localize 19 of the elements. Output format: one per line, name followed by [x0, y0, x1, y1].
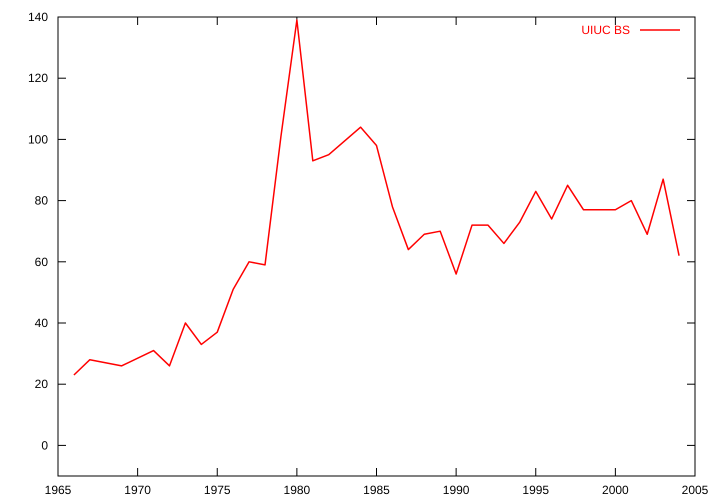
y-tick-label: 100 [28, 132, 48, 146]
x-tick-label: 1995 [522, 483, 550, 497]
x-tick-label: 1970 [124, 483, 152, 497]
x-tick-label: 1985 [363, 483, 390, 497]
x-tick-label: 1975 [204, 483, 231, 497]
line-series [73, 19, 680, 376]
y-tick-label: 60 [34, 254, 48, 269]
y-tick-label: 40 [34, 316, 48, 330]
x-tick-label: 1965 [44, 483, 72, 497]
y-tick-label: 80 [34, 194, 48, 208]
legend-label: UIUC BS [581, 23, 630, 37]
y-tick-label: 20 [34, 377, 48, 392]
x-tick-label: 1990 [442, 483, 470, 497]
y-tick-label: 0 [41, 438, 48, 452]
x-tick-label: 2005 [682, 483, 709, 497]
y-tick-label: 140 [28, 10, 48, 24]
x-tick-label: 1980 [284, 483, 311, 497]
x-tick-label: 2000 [602, 483, 630, 497]
y-tick-label: 120 [28, 71, 48, 86]
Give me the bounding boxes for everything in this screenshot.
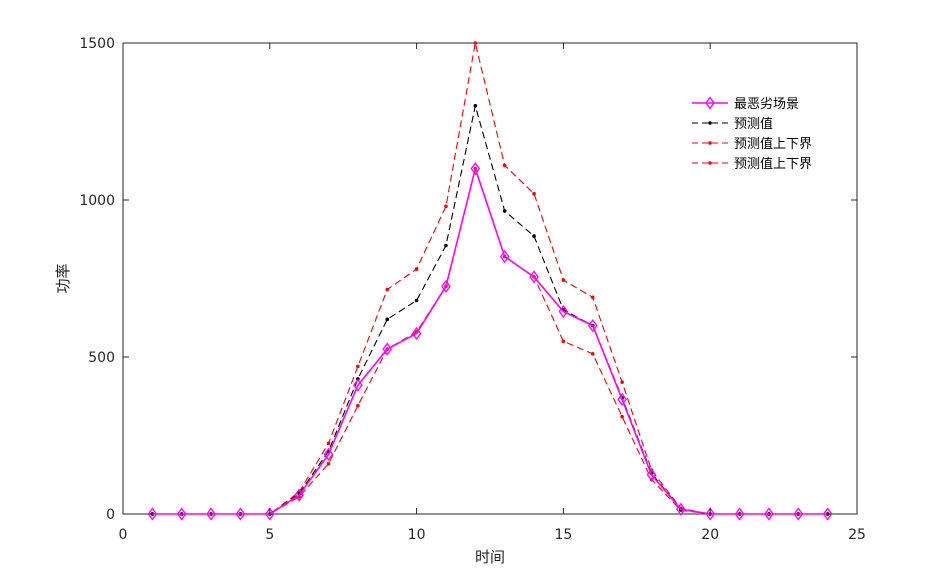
data-point bbox=[356, 403, 360, 408]
x-tick-label: 25 bbox=[848, 527, 866, 543]
data-point bbox=[206, 507, 216, 521]
legend-entry: 预测值上下界 bbox=[692, 156, 812, 172]
y-tick-label: 500 bbox=[88, 350, 115, 366]
data-point bbox=[620, 414, 624, 419]
legend-label: 预测值上下界 bbox=[734, 136, 812, 152]
y-tick-label: 1500 bbox=[79, 36, 115, 52]
legend-marker bbox=[708, 141, 712, 145]
legend-marker bbox=[708, 121, 712, 125]
data-point bbox=[414, 298, 419, 303]
data-point bbox=[470, 161, 481, 176]
data-point bbox=[532, 234, 536, 238]
legend-marker bbox=[705, 96, 715, 110]
data-point bbox=[620, 380, 624, 384]
data-point bbox=[529, 270, 539, 284]
data-point bbox=[382, 342, 393, 356]
x-tick-label: 15 bbox=[554, 527, 572, 543]
data-point bbox=[822, 507, 833, 521]
data-point bbox=[617, 392, 627, 406]
x-tick-label: 5 bbox=[265, 527, 274, 543]
data-point bbox=[502, 163, 507, 168]
data-point bbox=[444, 204, 448, 209]
x-tick-label: 20 bbox=[701, 527, 719, 543]
data-point bbox=[499, 249, 510, 264]
legend-entry: 最恶劣场景 bbox=[692, 96, 799, 112]
data-point bbox=[734, 507, 745, 521]
data-point bbox=[176, 507, 187, 521]
data-point bbox=[502, 209, 507, 213]
data-point bbox=[323, 447, 334, 461]
data-point bbox=[473, 104, 478, 108]
plot-area bbox=[122, 42, 858, 515]
data-point bbox=[264, 507, 275, 521]
data-point bbox=[385, 317, 390, 322]
data-point bbox=[353, 378, 363, 392]
data-point bbox=[444, 243, 448, 248]
data-point bbox=[235, 507, 246, 521]
series-layer bbox=[147, 41, 833, 521]
data-point bbox=[587, 318, 598, 333]
legend-entry: 预测值 bbox=[692, 116, 773, 132]
data-point bbox=[326, 461, 331, 466]
data-point bbox=[441, 279, 451, 293]
data-point bbox=[414, 267, 419, 271]
legend-entry: 预测值上下界 bbox=[692, 136, 812, 152]
data-point bbox=[646, 468, 657, 482]
data-point bbox=[558, 304, 569, 319]
data-point bbox=[705, 507, 716, 521]
y-tick-label: 1000 bbox=[79, 193, 115, 209]
data-point bbox=[532, 191, 536, 196]
data-point bbox=[294, 488, 304, 502]
legend-label: 最恶劣场景 bbox=[734, 97, 799, 112]
x-tick-label: 0 bbox=[119, 527, 128, 543]
y-tick-label: 0 bbox=[106, 507, 115, 523]
data-point bbox=[590, 295, 595, 300]
data-point bbox=[676, 502, 686, 516]
axis-ticks: 0 5 10 15 20 25 0 500 1000 1500 bbox=[79, 36, 866, 543]
series-line bbox=[152, 165, 828, 515]
data-point bbox=[473, 41, 478, 45]
data-point bbox=[385, 287, 390, 292]
data-point bbox=[326, 441, 331, 446]
data-point bbox=[590, 352, 595, 356]
x-axis-label: 时间 bbox=[475, 548, 505, 566]
data-point bbox=[561, 339, 566, 344]
legend-label: 预测值 bbox=[734, 116, 773, 132]
y-axis-label: 功率 bbox=[54, 263, 72, 293]
plot-box bbox=[122, 42, 858, 515]
legend-label: 预测值上下界 bbox=[734, 156, 812, 172]
data-point bbox=[356, 364, 360, 369]
x-tick-label: 10 bbox=[408, 527, 426, 543]
data-point bbox=[411, 326, 422, 341]
series-0 bbox=[147, 161, 833, 521]
data-point bbox=[793, 507, 804, 521]
data-point bbox=[561, 278, 566, 282]
data-point bbox=[147, 507, 158, 521]
legend-marker bbox=[708, 161, 712, 165]
data-point bbox=[764, 507, 774, 521]
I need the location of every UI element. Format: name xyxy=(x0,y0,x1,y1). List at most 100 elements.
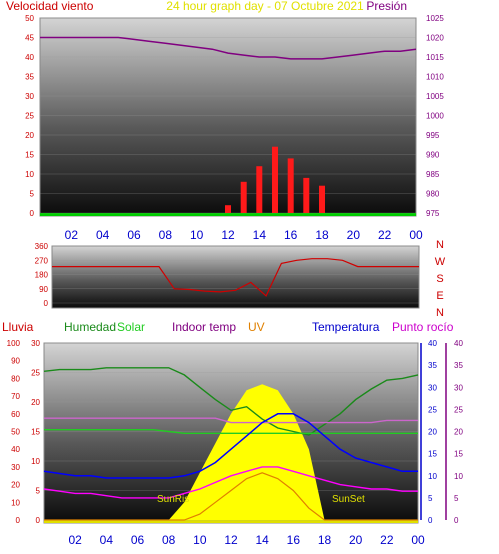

======

> To do: Return all of the items above word for word, leaving out the pictures.

> Written reply:
localize 19 of the elements. Output format: one per line, name followed by [x0, y0, x1, y1].
y-tick-label: 100 [28, 132, 48, 146]
x-tick-label: 1995 [522, 483, 550, 497]
x-tick-label: 1970 [124, 483, 152, 497]
x-tick-label: 1985 [363, 483, 390, 497]
x-tick-label: 1975 [204, 483, 231, 497]
line-series [73, 19, 680, 376]
y-tick-label: 60 [34, 254, 48, 269]
y-tick-label: 40 [34, 316, 48, 330]
x-tick-label: 1965 [44, 483, 72, 497]
y-tick-label: 80 [34, 194, 48, 208]
legend-label: UIUC BS [581, 23, 630, 37]
y-tick-label: 20 [34, 377, 48, 392]
x-tick-label: 1990 [442, 483, 470, 497]
y-tick-label: 0 [41, 438, 48, 452]
x-tick-label: 2005 [682, 483, 709, 497]
y-tick-label: 140 [28, 10, 48, 24]
x-tick-label: 1980 [284, 483, 311, 497]
x-tick-label: 2000 [602, 483, 630, 497]
y-tick-label: 120 [28, 71, 48, 86]
Give me the bounding boxes for everything in this screenshot.
data-point bbox=[356, 403, 360, 408]
x-tick-label: 25 bbox=[848, 527, 866, 543]
data-point bbox=[206, 507, 216, 521]
legend-entry: 预测值上下界 bbox=[692, 156, 812, 172]
y-tick-label: 500 bbox=[88, 350, 115, 366]
data-point bbox=[620, 414, 624, 419]
legend-label: 预测值上下界 bbox=[734, 136, 812, 152]
y-tick-label: 1500 bbox=[79, 36, 115, 52]
legend-marker bbox=[708, 141, 712, 145]
legend-marker bbox=[708, 121, 712, 125]
data-point bbox=[414, 298, 419, 303]
data-point bbox=[470, 161, 481, 176]
data-point bbox=[532, 234, 536, 238]
legend-marker bbox=[705, 96, 715, 110]
data-point bbox=[620, 380, 624, 384]
data-point bbox=[529, 270, 539, 284]
data-point bbox=[382, 342, 393, 356]
x-tick-label: 15 bbox=[554, 527, 572, 543]
data-point bbox=[822, 507, 833, 521]
data-point bbox=[617, 392, 627, 406]
x-tick-label: 5 bbox=[265, 527, 274, 543]
data-point bbox=[502, 163, 507, 168]
data-point bbox=[444, 204, 448, 209]
x-tick-label: 20 bbox=[701, 527, 719, 543]
data-point bbox=[499, 249, 510, 264]
legend-entry: 最恶劣场景 bbox=[692, 96, 799, 112]
data-point bbox=[734, 507, 745, 521]
data-point bbox=[176, 507, 187, 521]
data-point bbox=[502, 209, 507, 213]
data-point bbox=[323, 447, 334, 461]
data-point bbox=[473, 104, 478, 108]
plot-area bbox=[122, 42, 858, 515]
data-point bbox=[264, 507, 275, 521]
data-point bbox=[385, 317, 390, 322]
data-point bbox=[353, 378, 363, 392]
data-point bbox=[444, 243, 448, 248]
data-point bbox=[235, 507, 246, 521]
series-layer bbox=[147, 41, 833, 521]
data-point bbox=[587, 318, 598, 333]
legend-entry: 预测值 bbox=[692, 116, 773, 132]
data-point bbox=[326, 461, 331, 466]
data-point bbox=[441, 279, 451, 293]
data-point bbox=[414, 267, 419, 271]
legend-entry: 预测值上下界 bbox=[692, 136, 812, 152]
data-point bbox=[646, 468, 657, 482]
data-point bbox=[558, 304, 569, 319]
data-point bbox=[705, 507, 716, 521]
y-tick-label: 1000 bbox=[79, 193, 115, 209]
data-point bbox=[532, 191, 536, 196]
data-point bbox=[294, 488, 304, 502]
legend-label: 最恶劣场景 bbox=[734, 97, 799, 112]
x-tick-label: 0 bbox=[119, 527, 128, 543]
y-tick-label: 0 bbox=[106, 507, 115, 523]
data-point bbox=[590, 295, 595, 300]
data-point bbox=[676, 502, 686, 516]
axis-ticks: 0 5 10 15 20 25 0 500 1000 1500 bbox=[79, 36, 866, 543]
series-line bbox=[152, 165, 828, 515]
data-point bbox=[473, 41, 478, 45]
data-point bbox=[385, 287, 390, 292]
data-point bbox=[326, 441, 331, 446]
data-point bbox=[590, 352, 595, 356]
x-axis-label: 时间 bbox=[475, 548, 505, 566]
data-point bbox=[561, 339, 566, 344]
legend-label: 预测值 bbox=[734, 116, 773, 132]
y-axis-label: 功率 bbox=[54, 263, 72, 293]
plot-box bbox=[122, 42, 858, 515]
legend-label: 预测值上下界 bbox=[734, 156, 812, 172]
data-point bbox=[356, 364, 360, 369]
x-tick-label: 10 bbox=[408, 527, 426, 543]
data-point bbox=[411, 326, 422, 341]
series-0 bbox=[147, 161, 833, 521]
data-point bbox=[793, 507, 804, 521]
data-point bbox=[561, 278, 566, 282]
data-point bbox=[147, 507, 158, 521]
legend-marker bbox=[708, 161, 712, 165]
data-point bbox=[764, 507, 774, 521]
I need the location of every UI element. Format: name xyxy=(x0,y0,x1,y1). List at most 100 elements.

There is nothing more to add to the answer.